■ **STATED GOAL**
Your task is to transcribe all the entries exactly, excluding pictures.

[EXERCISE INPUT start]

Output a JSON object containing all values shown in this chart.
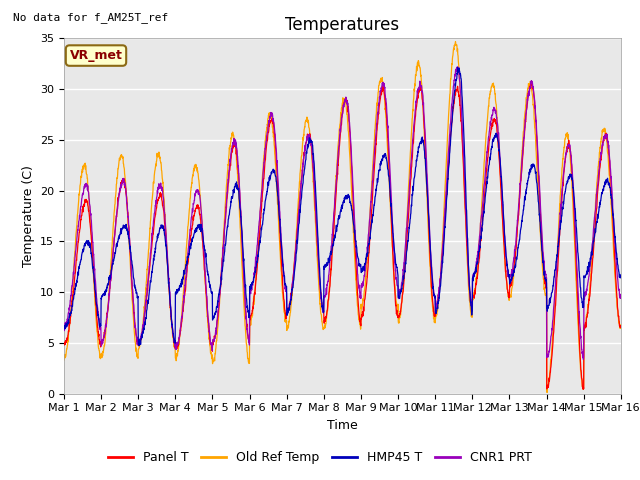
{
  "title": "Temperatures",
  "xlabel": "Time",
  "ylabel": "Temperature (C)",
  "ylim": [
    0,
    35
  ],
  "annotation_text": "No data for f_AM25T_ref",
  "box_label": "VR_met",
  "series_colors": [
    "#ff0000",
    "#ffa500",
    "#0000bb",
    "#9900bb"
  ],
  "series_labels": [
    "Panel T",
    "Old Ref Temp",
    "HMP45 T",
    "CNR1 PRT"
  ],
  "x_tick_labels": [
    "Mar 1",
    "Mar 2",
    "Mar 3",
    "Mar 4",
    "Mar 5",
    "Mar 6",
    "Mar 7",
    "Mar 8",
    "Mar 9",
    "Mar 10",
    "Mar 11",
    "Mar 12",
    "Mar 13",
    "Mar 14",
    "Mar 15",
    "Mar 16"
  ],
  "n_days": 15,
  "background_color": "#ffffff",
  "plot_bg_color": "#e8e8e8",
  "linewidth": 0.9,
  "legend_fontsize": 9,
  "title_fontsize": 12,
  "axis_fontsize": 8,
  "daily_mins_red": [
    4.8,
    5.0,
    4.8,
    4.5,
    5.0,
    7.5,
    8.0,
    7.0,
    7.5,
    7.5,
    8.5,
    9.5,
    10.5,
    0.5,
    6.5
  ],
  "daily_maxs_red": [
    19.0,
    21.0,
    19.5,
    18.5,
    24.5,
    27.0,
    25.5,
    29.0,
    30.0,
    30.0,
    30.0,
    27.0,
    30.5,
    24.5,
    25.5
  ],
  "daily_mins_orange": [
    3.5,
    3.5,
    4.5,
    3.5,
    3.0,
    7.0,
    6.5,
    6.5,
    8.5,
    7.0,
    7.5,
    9.5,
    9.5,
    0.5,
    6.5
  ],
  "daily_maxs_orange": [
    22.5,
    23.5,
    23.5,
    22.5,
    25.5,
    27.5,
    27.0,
    29.0,
    31.0,
    32.5,
    34.5,
    30.5,
    30.5,
    25.5,
    26.0
  ],
  "daily_mins_blue": [
    6.5,
    9.5,
    5.0,
    10.0,
    7.5,
    10.5,
    8.0,
    12.5,
    12.0,
    9.5,
    8.0,
    11.5,
    11.0,
    8.5,
    11.5
  ],
  "daily_maxs_blue": [
    15.0,
    16.5,
    16.5,
    16.5,
    20.5,
    22.0,
    25.0,
    19.5,
    23.5,
    25.0,
    32.0,
    25.5,
    22.5,
    21.5,
    21.0
  ],
  "daily_mins_purple": [
    6.5,
    5.0,
    5.0,
    4.5,
    5.0,
    10.0,
    8.0,
    9.5,
    10.5,
    9.5,
    8.5,
    11.5,
    11.5,
    3.5,
    9.5
  ],
  "daily_maxs_purple": [
    20.5,
    21.0,
    20.5,
    20.0,
    25.0,
    27.5,
    25.5,
    29.0,
    30.5,
    30.5,
    32.0,
    28.0,
    30.5,
    24.5,
    25.5
  ]
}
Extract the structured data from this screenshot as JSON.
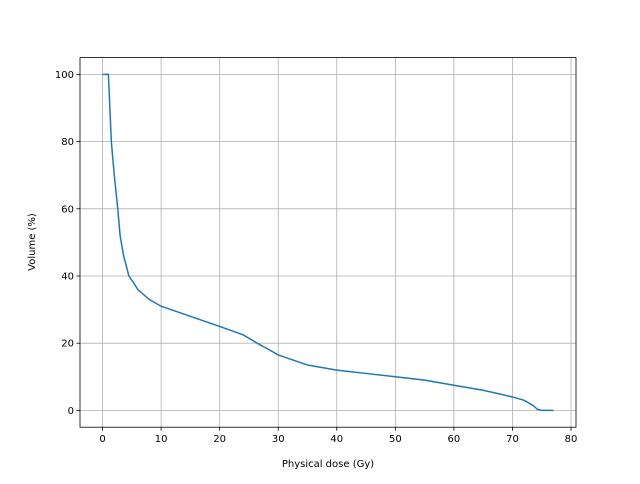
{
  "chart_data": {
    "type": "line",
    "xlabel": "Physical dose (Gy)",
    "ylabel": "Volume (%)",
    "x": [
      0,
      1,
      1.5,
      2,
      2.6,
      3,
      3.6,
      4.5,
      5.3,
      6,
      8,
      10,
      15,
      20,
      24,
      26.4,
      28,
      30,
      35,
      40,
      45,
      50,
      55,
      60,
      65,
      70,
      72,
      73.5,
      74.3,
      75,
      77
    ],
    "series": [
      {
        "name": "Volume",
        "color": "#1f77b4",
        "values": [
          100,
          100,
          80,
          70,
          60,
          52,
          46,
          40,
          38,
          36,
          33,
          31,
          28,
          25,
          22.5,
          20,
          18.5,
          16.5,
          13.5,
          12,
          11,
          10,
          9,
          7.5,
          6,
          4,
          3,
          1.5,
          0.3,
          0,
          0
        ]
      }
    ],
    "xlim": [
      -3.85,
      80.85
    ],
    "xticks": [
      0,
      10,
      20,
      30,
      40,
      50,
      60,
      70,
      80
    ],
    "ylim": [
      -5,
      105
    ],
    "yticks": [
      0,
      20,
      40,
      60,
      80,
      100
    ],
    "grid": true
  }
}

[EXERCISE INPUT end]

■ **EXERCISE ANSWER**
Output a JSON object containing all values shown in this chart.
{
  "title": "Temperatures",
  "xlabel": "Time",
  "ylabel": "Temperature (C)",
  "ylim": [
    0,
    35
  ],
  "annotation_text": "No data for f_AM25T_ref",
  "box_label": "VR_met",
  "series_colors": [
    "#ff0000",
    "#ffa500",
    "#0000bb",
    "#9900bb"
  ],
  "series_labels": [
    "Panel T",
    "Old Ref Temp",
    "HMP45 T",
    "CNR1 PRT"
  ],
  "x_tick_labels": [
    "Mar 1",
    "Mar 2",
    "Mar 3",
    "Mar 4",
    "Mar 5",
    "Mar 6",
    "Mar 7",
    "Mar 8",
    "Mar 9",
    "Mar 10",
    "Mar 11",
    "Mar 12",
    "Mar 13",
    "Mar 14",
    "Mar 15",
    "Mar 16"
  ],
  "n_days": 15,
  "background_color": "#ffffff",
  "plot_bg_color": "#e8e8e8",
  "linewidth": 0.9,
  "legend_fontsize": 9,
  "title_fontsize": 12,
  "axis_fontsize": 8,
  "daily_mins_red": [
    4.8,
    5.0,
    4.8,
    4.5,
    5.0,
    7.5,
    8.0,
    7.0,
    7.5,
    7.5,
    8.5,
    9.5,
    10.5,
    0.5,
    6.5
  ],
  "daily_maxs_red": [
    19.0,
    21.0,
    19.5,
    18.5,
    24.5,
    27.0,
    25.5,
    29.0,
    30.0,
    30.0,
    30.0,
    27.0,
    30.5,
    24.5,
    25.5
  ],
  "daily_mins_orange": [
    3.5,
    3.5,
    4.5,
    3.5,
    3.0,
    7.0,
    6.5,
    6.5,
    8.5,
    7.0,
    7.5,
    9.5,
    9.5,
    0.5,
    6.5
  ],
  "daily_maxs_orange": [
    22.5,
    23.5,
    23.5,
    22.5,
    25.5,
    27.5,
    27.0,
    29.0,
    31.0,
    32.5,
    34.5,
    30.5,
    30.5,
    25.5,
    26.0
  ],
  "daily_mins_blue": [
    6.5,
    9.5,
    5.0,
    10.0,
    7.5,
    10.5,
    8.0,
    12.5,
    12.0,
    9.5,
    8.0,
    11.5,
    11.0,
    8.5,
    11.5
  ],
  "daily_maxs_blue": [
    15.0,
    16.5,
    16.5,
    16.5,
    20.5,
    22.0,
    25.0,
    19.5,
    23.5,
    25.0,
    32.0,
    25.5,
    22.5,
    21.5,
    21.0
  ],
  "daily_mins_purple": [
    6.5,
    5.0,
    5.0,
    4.5,
    5.0,
    10.0,
    8.0,
    9.5,
    10.5,
    9.5,
    8.5,
    11.5,
    11.5,
    3.5,
    9.5
  ],
  "daily_maxs_purple": [
    20.5,
    21.0,
    20.5,
    20.0,
    25.0,
    27.5,
    25.5,
    29.0,
    30.5,
    30.5,
    32.0,
    28.0,
    30.5,
    24.5,
    25.5
  ]
}
Extract the structured data from this screenshot as JSON.
{
  "chart_data": {
    "type": "line",
    "xlabel": "Physical dose (Gy)",
    "ylabel": "Volume (%)",
    "x": [
      0,
      1,
      1.5,
      2,
      2.6,
      3,
      3.6,
      4.5,
      5.3,
      6,
      8,
      10,
      15,
      20,
      24,
      26.4,
      28,
      30,
      35,
      40,
      45,
      50,
      55,
      60,
      65,
      70,
      72,
      73.5,
      74.3,
      75,
      77
    ],
    "series": [
      {
        "name": "Volume",
        "color": "#1f77b4",
        "values": [
          100,
          100,
          80,
          70,
          60,
          52,
          46,
          40,
          38,
          36,
          33,
          31,
          28,
          25,
          22.5,
          20,
          18.5,
          16.5,
          13.5,
          12,
          11,
          10,
          9,
          7.5,
          6,
          4,
          3,
          1.5,
          0.3,
          0,
          0
        ]
      }
    ],
    "xlim": [
      -3.85,
      80.85
    ],
    "xticks": [
      0,
      10,
      20,
      30,
      40,
      50,
      60,
      70,
      80
    ],
    "ylim": [
      -5,
      105
    ],
    "yticks": [
      0,
      20,
      40,
      60,
      80,
      100
    ],
    "grid": true
  }
}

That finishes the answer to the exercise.